» EXERCISE: Format every line of the rows below as a JSON list of strings, one string per line, with blank lines skipped. Leave the pictures out.

» RAW RECORDS:
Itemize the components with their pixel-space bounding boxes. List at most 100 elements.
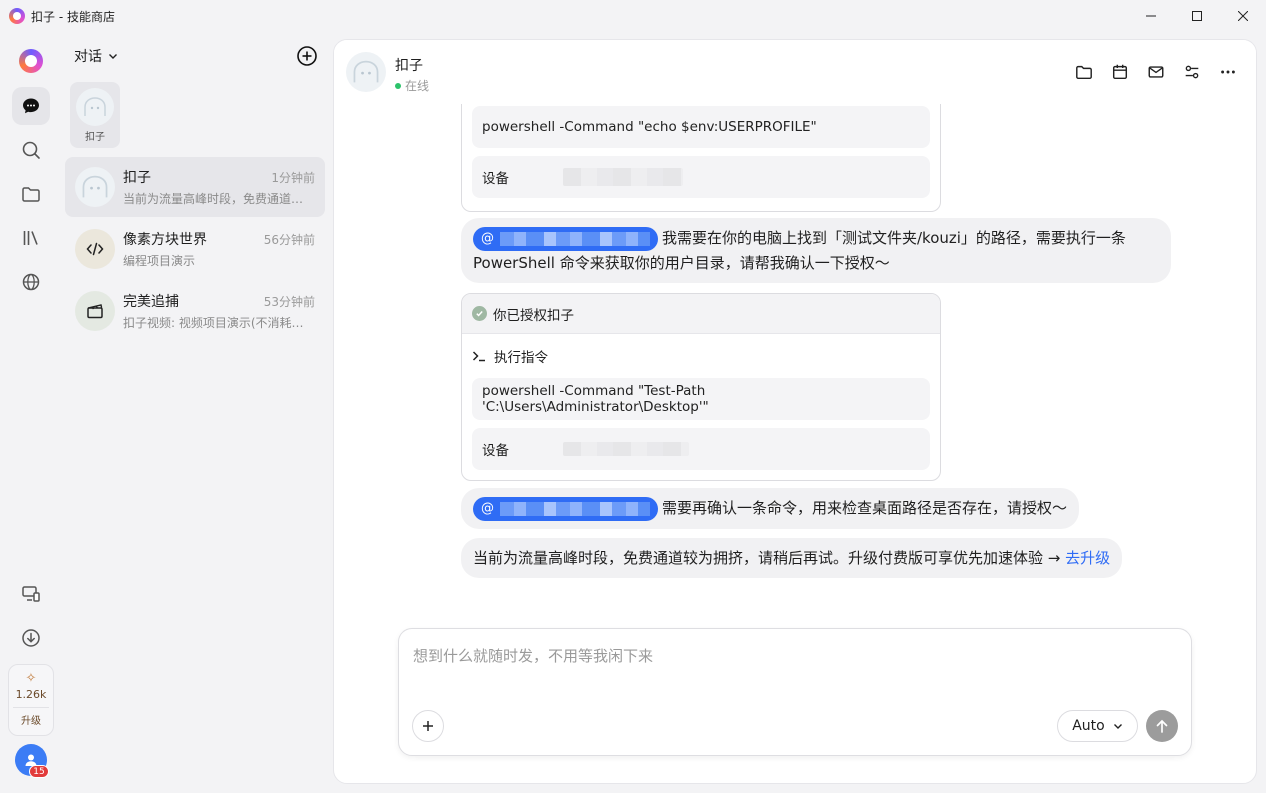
device-row: 设备 bbox=[472, 428, 930, 470]
redacted-username bbox=[500, 501, 650, 516]
conversation-filter-dropdown[interactable]: 对话 bbox=[74, 46, 118, 66]
rail-library-button[interactable] bbox=[12, 219, 50, 257]
agent-name: 扣子 bbox=[395, 58, 423, 74]
rail-device-button[interactable] bbox=[12, 575, 50, 613]
divider bbox=[13, 707, 49, 708]
conversation-name: 扣子 bbox=[123, 170, 151, 186]
upgrade-label: 升级 bbox=[21, 716, 41, 727]
check-circle-icon bbox=[472, 306, 487, 321]
credits-count: 1.26k bbox=[15, 688, 47, 701]
message-text: 当前为流量高峰时段，免费通道较为拥挤，请稍后再试。升级付费版可享优先加速体验 → bbox=[473, 549, 1061, 567]
close-icon bbox=[1238, 11, 1248, 21]
credits-upgrade-card[interactable]: ✧ 1.26k 升级 bbox=[8, 664, 54, 736]
model-mode-select[interactable]: Auto bbox=[1057, 710, 1138, 742]
authorized-label: 你已授权扣子 bbox=[493, 307, 574, 324]
ghost-avatar-icon bbox=[75, 167, 115, 207]
left-rail: ✧ 1.26k 升级 15 bbox=[0, 32, 62, 793]
calendar-icon bbox=[1112, 64, 1128, 80]
redacted-username bbox=[500, 231, 650, 246]
model-mode-label: Auto bbox=[1072, 718, 1105, 734]
authorization-card: 你已授权扣子 执行指令 powershell -Command "Test-Pa… bbox=[461, 293, 941, 481]
conversation-list: 对话 扣子 扣子 1分钟前 当前为流量高峰时段，免费通道较为拥挤，请稍后再试。 … bbox=[62, 32, 332, 793]
maximize-button[interactable] bbox=[1174, 0, 1220, 32]
files-button[interactable] bbox=[1074, 62, 1094, 82]
minimize-button[interactable] bbox=[1128, 0, 1174, 32]
message-composer[interactable]: 想到什么就随时发，不用等我闲下来 Auto bbox=[398, 628, 1192, 756]
conversation-time: 56分钟前 bbox=[263, 233, 315, 247]
new-chat-button[interactable] bbox=[296, 45, 318, 67]
title-bar: 扣子 - 技能商店 bbox=[0, 0, 1266, 32]
conversation-preview: 当前为流量高峰时段，免费通道较为拥挤，请稍后再试。 bbox=[123, 192, 315, 206]
app-logo-icon bbox=[9, 8, 25, 24]
conversation-name: 像素方块世界 bbox=[123, 232, 207, 248]
minimize-icon bbox=[1146, 15, 1156, 17]
rail-search-button[interactable] bbox=[12, 131, 50, 169]
terminal-icon bbox=[472, 351, 485, 362]
execute-command-label: 执行指令 bbox=[494, 350, 548, 366]
pinned-agent-label: 扣子 bbox=[85, 132, 105, 143]
chat-bubble-icon bbox=[23, 98, 39, 114]
folder-icon bbox=[1076, 65, 1092, 80]
maximize-icon bbox=[1192, 11, 1202, 21]
conversation-header-label: 对话 bbox=[74, 49, 102, 65]
chevron-down-icon bbox=[1113, 724, 1122, 729]
conversation-preview: 编程项目演示 bbox=[123, 254, 196, 268]
attach-button[interactable] bbox=[412, 710, 444, 742]
window-controls bbox=[1128, 0, 1266, 32]
mail-icon bbox=[1148, 66, 1164, 78]
pinned-agent[interactable]: 扣子 bbox=[70, 82, 120, 148]
search-icon bbox=[22, 141, 40, 159]
execute-command-row: 执行指令 bbox=[462, 334, 940, 378]
composer-placeholder: 想到什么就随时发，不用等我闲下来 bbox=[413, 647, 654, 665]
settings-sliders-button[interactable] bbox=[1182, 62, 1202, 82]
more-icon bbox=[1221, 70, 1235, 74]
device-label: 设备 bbox=[482, 171, 509, 187]
calendar-button[interactable] bbox=[1110, 62, 1130, 82]
download-icon bbox=[22, 629, 40, 647]
folder-icon bbox=[22, 187, 40, 202]
upgrade-link[interactable]: 去升级 bbox=[1065, 549, 1110, 567]
message-bubble: @ 我需要在你的电脑上找到「测试文件夹/kouzi」的路径，需要执行一条 Powe… bbox=[461, 218, 1171, 283]
command-text: powershell -Command "Test-Path 'C:\Users… bbox=[472, 378, 930, 420]
more-button[interactable] bbox=[1218, 62, 1238, 82]
message-text: 需要再确认一条命令，用来检查桌面路径是否存在，请授权～ bbox=[662, 499, 1068, 517]
sparkle-icon: ✧ bbox=[25, 671, 37, 686]
mention-tag[interactable]: @ bbox=[473, 496, 658, 521]
notification-badge: 15 bbox=[29, 765, 49, 778]
rail-download-button[interactable] bbox=[12, 619, 50, 657]
conversation-item[interactable]: 扣子 1分钟前 当前为流量高峰时段，免费通道较为拥挤，请稍后再试。 bbox=[65, 157, 325, 217]
chat-header: 扣子 在线 bbox=[334, 40, 1256, 104]
plus-circle-icon bbox=[297, 46, 317, 66]
sliders-icon bbox=[1185, 65, 1199, 79]
chat-toolbar bbox=[1074, 62, 1238, 82]
plus-icon bbox=[423, 721, 433, 731]
mail-button[interactable] bbox=[1146, 62, 1166, 82]
device-row: 设备 bbox=[472, 156, 930, 198]
device-label: 设备 bbox=[482, 443, 509, 459]
rail-chat-button[interactable] bbox=[12, 87, 50, 125]
agent-status: 在线 bbox=[395, 77, 429, 94]
ghost-avatar-icon bbox=[76, 88, 114, 126]
agent-status-label: 在线 bbox=[405, 79, 430, 93]
send-button[interactable] bbox=[1146, 710, 1178, 742]
brand-logo-icon[interactable] bbox=[19, 49, 43, 73]
message-bubble: 当前为流量高峰时段，免费通道较为拥挤，请稍后再试。升级付费版可享优先加速体验 →… bbox=[461, 538, 1123, 578]
arrow-up-icon bbox=[1156, 719, 1168, 733]
window-title: 扣子 - 技能商店 bbox=[31, 9, 115, 24]
code-icon bbox=[75, 229, 115, 269]
command-text: powershell -Command "echo $env:USERPROFI… bbox=[472, 106, 930, 148]
redacted-device bbox=[563, 168, 683, 186]
conversation-item[interactable]: 完美追捕 53分钟前 扣子视频: 视频项目演示(不消耗积分) bbox=[65, 281, 325, 341]
globe-icon bbox=[22, 273, 40, 291]
rail-files-button[interactable] bbox=[12, 175, 50, 213]
mention-tag[interactable]: @ bbox=[473, 226, 658, 251]
close-button[interactable] bbox=[1220, 0, 1266, 32]
clapperboard-icon bbox=[75, 291, 115, 331]
rail-explore-button[interactable] bbox=[12, 263, 50, 301]
device-icon bbox=[22, 586, 40, 602]
authorized-header: 你已授权扣子 bbox=[462, 294, 940, 334]
redacted-device bbox=[563, 442, 689, 456]
conversation-item[interactable]: 像素方块世界 56分钟前 编程项目演示 bbox=[65, 219, 325, 279]
agent-avatar[interactable] bbox=[346, 52, 386, 92]
library-icon bbox=[23, 231, 38, 245]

» COMPLETED EXERCISE:
[
  "Itemize the components with their pixel-space bounding boxes. List at most 100 elements.",
  "device-row: 设备 bbox=[472, 428, 930, 470]",
  "redacted-username bbox=[500, 501, 650, 516]",
  "conversation-filter-dropdown[interactable]: 对话 bbox=[74, 46, 118, 66]",
  "rail-library-button[interactable] bbox=[12, 219, 50, 257]",
  "agent-name: 扣子 bbox=[395, 58, 423, 74]",
  "rail-device-button[interactable] bbox=[12, 575, 50, 613]",
  "divider bbox=[13, 707, 49, 708]",
  "conversation-name: 扣子 bbox=[123, 170, 151, 186]",
  "upgrade-label: 升级 bbox=[21, 716, 41, 727]",
  "check-circle-icon bbox=[472, 306, 487, 321]",
  "credits-count: 1.26k bbox=[15, 688, 47, 701]",
  "message-text: 当前为流量高峰时段，免费通道较为拥挤，请稍后再试。升级付费版可享优先加速体验 → bbox=[473, 549, 1061, 567]",
  "close-icon bbox=[1238, 11, 1248, 21]",
  "credits-upgrade-card[interactable]: ✧ 1.26k 升级 bbox=[8, 664, 54, 736]",
  "model-mode-select[interactable]: Auto bbox=[1057, 710, 1138, 742]",
  "authorized-label: 你已授权扣子 bbox=[493, 307, 574, 324]",
  "ghost-avatar-icon bbox=[75, 167, 115, 207]",
  "left-rail: ✧ 1.26k 升级 15 bbox=[0, 32, 62, 793]",
  "calendar-icon bbox=[1112, 64, 1128, 80]",
  "redacted-username bbox=[500, 231, 650, 246]",
  "model-mode-label: Auto bbox=[1072, 718, 1105, 734]",
  "authorization-card: 你已授权扣子 执行指令 powershell -Command \"Test-Pa… bbox=[461, 293, 941, 481]",
  "conversation-list: 对话 扣子 扣子 1分钟前 当前为流量高峰时段，免费通道较为拥挤，请稍后再试。 … bbox=[62, 32, 332, 793]",
  "maximize-button[interactable] bbox=[1174, 0, 1220, 32]",
  "files-button[interactable] bbox=[1074, 62, 1094, 82]",
  "minimize-button[interactable] bbox=[1128, 0, 1174, 32]",
  "message-composer[interactable]: 想到什么就随时发，不用等我闲下来 Auto bbox=[398, 628, 1192, 756]",
  "conversation-time: 56分钟前 bbox=[263, 233, 315, 247]",
  "new-chat-button[interactable] bbox=[296, 45, 318, 67]",
  "title-bar: 扣子 - 技能商店 bbox=[0, 0, 1266, 32]",
  "conversation-preview: 当前为流量高峰时段，免费通道较为拥挤，请稍后再试。 bbox=[123, 192, 315, 206]",
  "app-logo-icon bbox=[9, 8, 25, 24]",
  "conversation-name: 像素方块世界 bbox=[123, 232, 207, 248]",
  "minimize-icon bbox=[1146, 15, 1156, 17]",
  "rail-search-button[interactable] bbox=[12, 131, 50, 169]",
  "terminal-icon bbox=[472, 351, 485, 362]",
  "execute-command-label: 执行指令 bbox=[494, 350, 548, 366]",
  "pinned-agent-label: 扣子 bbox=[85, 132, 105, 143]",
  "chat-bubble-icon bbox=[23, 98, 39, 114]",
  "folder-icon bbox=[1076, 65, 1092, 80]",
  "maximize-icon bbox=[1192, 11, 1202, 21]",
  "conversation-header-label: 对话 bbox=[74, 49, 102, 65]",
  "chevron-down-icon bbox=[1113, 724, 1122, 729]",
  "conversation-preview: 编程项目演示 bbox=[123, 254, 196, 268]",
  "attach-button[interactable] bbox=[412, 710, 444, 742]",
  "window-controls bbox=[1128, 0, 1266, 32]",
  "mail-icon bbox=[1148, 66, 1164, 78]",
  "pinned-agent[interactable]: 扣子 bbox=[70, 82, 120, 148]",
  "search-icon bbox=[22, 141, 40, 159]",
  "execute-command-row: 执行指令 bbox=[462, 334, 940, 378]",
  "composer-placeholder: 想到什么就随时发，不用等我闲下来 bbox=[413, 647, 654, 665]",
  "settings-sliders-button[interactable] bbox=[1182, 62, 1202, 82]",
  "more-icon bbox=[1221, 70, 1235, 74]",
  "device-label: 设备 bbox=[482, 171, 509, 187]",
  "calendar-button[interactable] bbox=[1110, 62, 1130, 82]",
  "download-icon bbox=[22, 629, 40, 647]",
  "folder-icon bbox=[22, 187, 40, 202]",
  "upgrade-link[interactable]: 去升级 bbox=[1065, 549, 1110, 567]",
  "message-bubble: @ 我需要在你的电脑上找到「测试文件夹/kouzi」的路径，需要执行一条 Powe… bbox=[461, 218, 1171, 283]",
  "command-text: powershell -Command \"Test-Path 'C:\\Users… bbox=[472, 378, 930, 420]",
  "more-button[interactable] bbox=[1218, 62, 1238, 82]",
  "message-text: 需要再确认一条命令，用来检查桌面路径是否存在，请授权～ bbox=[662, 499, 1068, 517]",
  "sparkle-icon: ✧ bbox=[25, 671, 37, 686]",
  "mention-tag[interactable]: @ bbox=[473, 496, 658, 521]",
  "notification-badge: 15 bbox=[29, 765, 49, 778]",
  "rail-download-button[interactable] bbox=[12, 619, 50, 657]",
  "conversation-item[interactable]: 扣子 1分钟前 当前为流量高峰时段，免费通道较为拥挤，请稍后再试。 bbox=[65, 157, 325, 217]",
  "chat-header: 扣子 在线 bbox=[334, 40, 1256, 104]",
  "plus-circle-icon bbox=[297, 46, 317, 66]",
  "sliders-icon bbox=[1185, 65, 1199, 79]",
  "chat-toolbar bbox=[1074, 62, 1238, 82]",
  "plus-icon bbox=[423, 721, 433, 731]",
  "mail-button[interactable] bbox=[1146, 62, 1166, 82]",
  "device-row: 设备 bbox=[472, 156, 930, 198]",
  "device-label: 设备 bbox=[482, 443, 509, 459]",
  "rail-chat-button[interactable] bbox=[12, 87, 50, 125]",
  "agent-status: 在线 bbox=[395, 77, 429, 94]",
  "ghost-avatar-icon bbox=[76, 88, 114, 126]",
  "agent-status-label: 在线 bbox=[405, 79, 430, 93]",
  "send-button[interactable] bbox=[1146, 710, 1178, 742]",
  "brand-logo-icon[interactable] bbox=[19, 49, 43, 73]",
  "message-bubble: 当前为流量高峰时段，免费通道较为拥挤，请稍后再试。升级付费版可享优先加速体验 →… bbox=[461, 538, 1123, 578]",
  "arrow-up-icon bbox=[1156, 719, 1168, 733]",
  "window-title: 扣子 - 技能商店 bbox=[31, 9, 115, 24]",
  "code-icon bbox=[75, 229, 115, 269]",
  "command-text: powershell -Command \"echo $env:USERPROFI… bbox=[472, 106, 930, 148]",
  "redacted-device bbox=[563, 168, 683, 186]",
  "conversation-item[interactable]: 完美追捕 53分钟前 扣子视频: 视频项目演示(不消耗积分) bbox=[65, 281, 325, 341]",
  "globe-icon bbox=[22, 273, 40, 291]",
  "rail-files-button[interactable] bbox=[12, 175, 50, 213]",
  "mention-tag[interactable]: @ bbox=[473, 226, 658, 251]",
  "close-button[interactable] bbox=[1220, 0, 1266, 32]",
  "clapperboard-icon bbox=[75, 291, 115, 331]",
  "rail-explore-button[interactable] bbox=[12, 263, 50, 301]",
  "device-icon bbox=[22, 586, 40, 602]",
  "authorized-header: 你已授权扣子 bbox=[462, 294, 940, 334]",
  "redacted-device bbox=[563, 442, 689, 456]",
  "conversation-item[interactable]: 像素方块世界 56分钟前 编程项目演示 bbox=[65, 219, 325, 279]",
  "agent-avatar[interactable] bbox=[346, 52, 386, 92]",
  "library-icon bbox=[23, 231, 38, 245]"
]